— TASK BRIEF —
Print out the material that follows word for word.

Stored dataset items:
•••••
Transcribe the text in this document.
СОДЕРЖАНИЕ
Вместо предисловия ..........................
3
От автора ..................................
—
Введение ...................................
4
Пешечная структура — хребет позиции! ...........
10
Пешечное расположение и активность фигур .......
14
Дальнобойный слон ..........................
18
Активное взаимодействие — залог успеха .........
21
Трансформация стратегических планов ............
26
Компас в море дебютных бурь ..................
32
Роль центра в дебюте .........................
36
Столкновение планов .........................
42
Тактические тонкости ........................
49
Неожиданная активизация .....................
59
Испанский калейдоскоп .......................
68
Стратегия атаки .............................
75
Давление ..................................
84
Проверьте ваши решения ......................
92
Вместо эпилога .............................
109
•••••
— ANSWER FOR THIS EXERCISE —
Transcribe the text in this document.
СОДЕРЖАНИЕ
Вместо предисловия ..........................
3
От автора ..................................
—
Введение ...................................
4
Пешечная структура — хребет позиции! ...........
10
Пешечное расположение и активность фигур .......
14
Дальнобойный слон ..........................
18
Активное взаимодействие — залог успеха .........
21
Трансформация стратегических планов ............
26
Компас в море дебютных бурь ..................
32
Роль центра в дебюте .........................
36
Столкновение планов .........................
42
Тактические тонкости ........................
49
Неожиданная активизация .....................
59
Испанский калейдоскоп .......................
68
Стратегия атаки .............................
75
Давление ..................................
84
Проверьте ваши решения ......................
92
Вместо эпилога .............................
109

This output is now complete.